### Set task
Reproduce the records. Keep every word exact and include no images.

(Dataset records)
+++++
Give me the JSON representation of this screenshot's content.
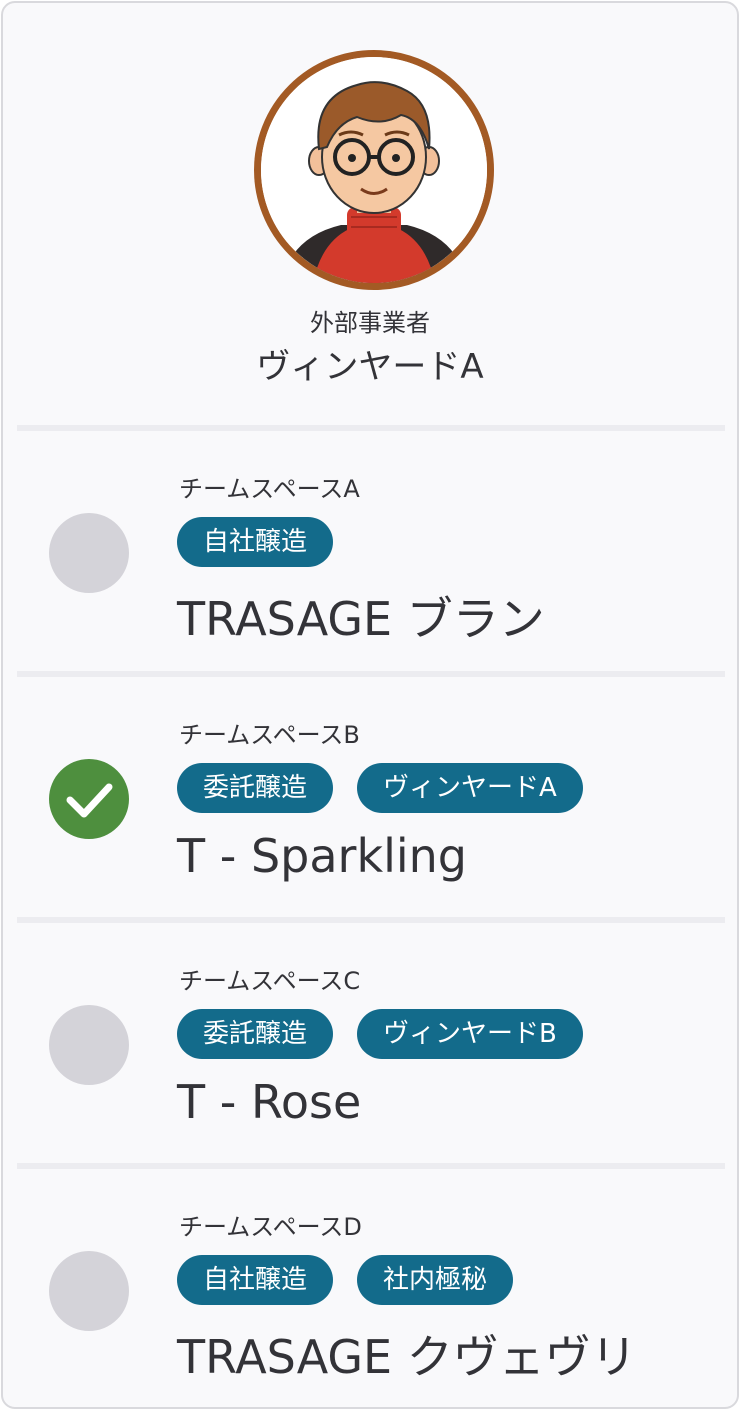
{
  "profile": {
    "role": "外部事業者",
    "name": "ヴィンヤードA",
    "avatar_icon": "person-avatar-illustration"
  },
  "colors": {
    "accent_tag": "#136b8b",
    "check_green": "#4e8f3e",
    "radio_off": "#d4d3d9",
    "avatar_ring": "#a35a24"
  },
  "items": [
    {
      "workspace": "チームスペースA",
      "tags": [
        "自社醸造"
      ],
      "product": "TRASAGE ブラン",
      "selected": false
    },
    {
      "workspace": "チームスペースB",
      "tags": [
        "委託醸造",
        "ヴィンヤードA"
      ],
      "product": "T - Sparkling",
      "selected": true
    },
    {
      "workspace": "チームスペースC",
      "tags": [
        "委託醸造",
        "ヴィンヤードB"
      ],
      "product": "T - Rose",
      "selected": false
    },
    {
      "workspace": "チームスペースD",
      "tags": [
        "自社醸造",
        "社内極秘"
      ],
      "product": "TRASAGE クヴェヴリ",
      "selected": false
    }
  ]
}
+++++
### Solution below
Give me the JSON representation of this screenshot's content.
{
  "profile": {
    "role": "外部事業者",
    "name": "ヴィンヤードA",
    "avatar_icon": "person-avatar-illustration"
  },
  "colors": {
    "accent_tag": "#136b8b",
    "check_green": "#4e8f3e",
    "radio_off": "#d4d3d9",
    "avatar_ring": "#a35a24"
  },
  "items": [
    {
      "workspace": "チームスペースA",
      "tags": [
        "自社醸造"
      ],
      "product": "TRASAGE ブラン",
      "selected": false
    },
    {
      "workspace": "チームスペースB",
      "tags": [
        "委託醸造",
        "ヴィンヤードA"
      ],
      "product": "T - Sparkling",
      "selected": true
    },
    {
      "workspace": "チームスペースC",
      "tags": [
        "委託醸造",
        "ヴィンヤードB"
      ],
      "product": "T - Rose",
      "selected": false
    },
    {
      "workspace": "チームスペースD",
      "tags": [
        "自社醸造",
        "社内極秘"
      ],
      "product": "TRASAGE クヴェヴリ",
      "selected": false
    }
  ]
}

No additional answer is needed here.